TASK DETAILS » Omit the pictures from the entries below and retype everything else exactly.

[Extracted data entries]
····················
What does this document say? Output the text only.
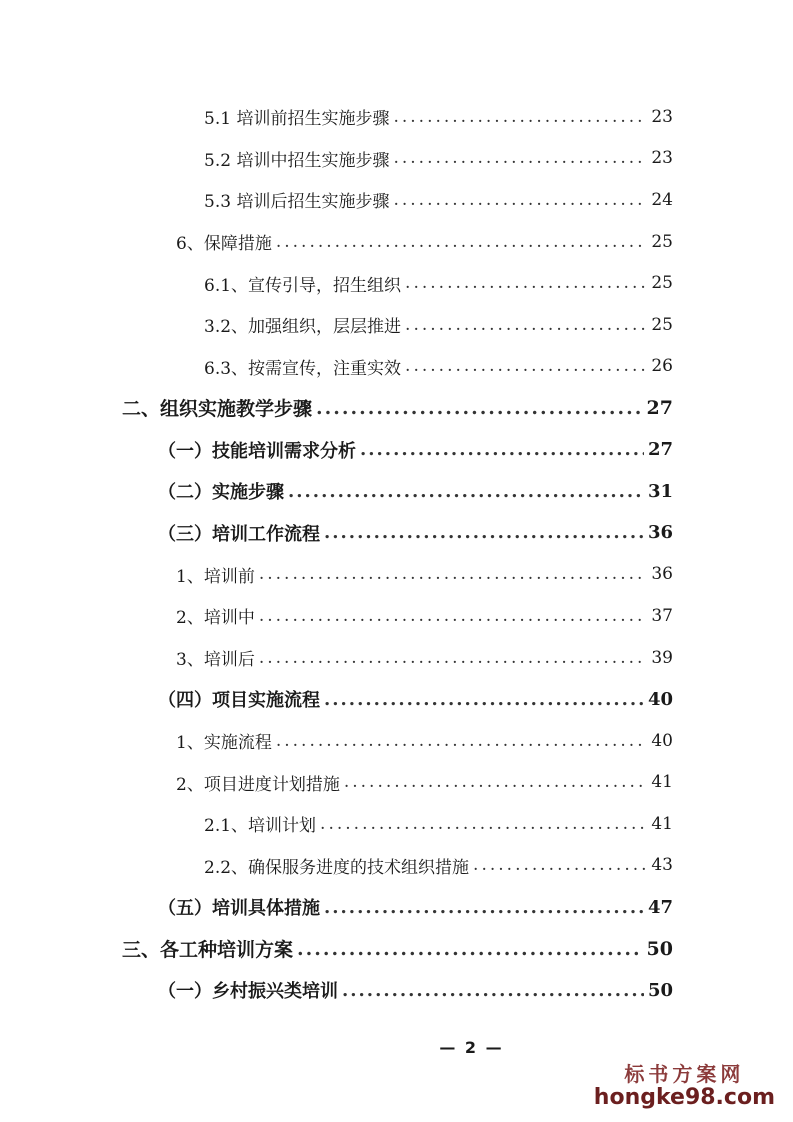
5.1 培训前招生实施步骤 .....	23
5.2 培训中招生实施步骤 .....	23
5.3 培训后招生实施步骤 .....	24
6、保障措施 .....	25
6.1、宣传引导，招生组织 .....	25
3.2、加强组织，层层推进 .....	25
6.3、按需宣传，注重实效 .....	26
二、组织实施教学步骤 .....	27
（一）技能培训需求分析 .....	27
（二）实施步骤 .....	31
（三）培训工作流程 .....	36
1、培训前 .....	36
2、培训中 .....	37
3、培训后 .....	39
（四）项目实施流程 .....	40
1、实施流程 .....	40
2、项目进度计划措施 .....	41
2.1、培训计划 .....	41
2.2、确保服务进度的技术组织措施 .....	43
（五）培训具体措施 .....	47
三、各工种培训方案 .....	50
（一）乡村振兴类培训 .....	50
— 2 —
标书方案网
hongke98.com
····················
REPLY TO THE EXERCISE »
What does this document say? Output the text only.
5.1 培训前招生实施步骤 .....	23
5.2 培训中招生实施步骤 .....	23
5.3 培训后招生实施步骤 .....	24
6、保障措施 .....	25
6.1、宣传引导，招生组织 .....	25
3.2、加强组织，层层推进 .....	25
6.3、按需宣传，注重实效 .....	26
二、组织实施教学步骤 .....	27
（一）技能培训需求分析 .....	27
（二）实施步骤 .....	31
（三）培训工作流程 .....	36
1、培训前 .....	36
2、培训中 .....	37
3、培训后 .....	39
（四）项目实施流程 .....	40
1、实施流程 .....	40
2、项目进度计划措施 .....	41
2.1、培训计划 .....	41
2.2、确保服务进度的技术组织措施 .....	43
（五）培训具体措施 .....	47
三、各工种培训方案 .....	50
（一）乡村振兴类培训 .....	50
— 2 —
标书方案网
hongke98.com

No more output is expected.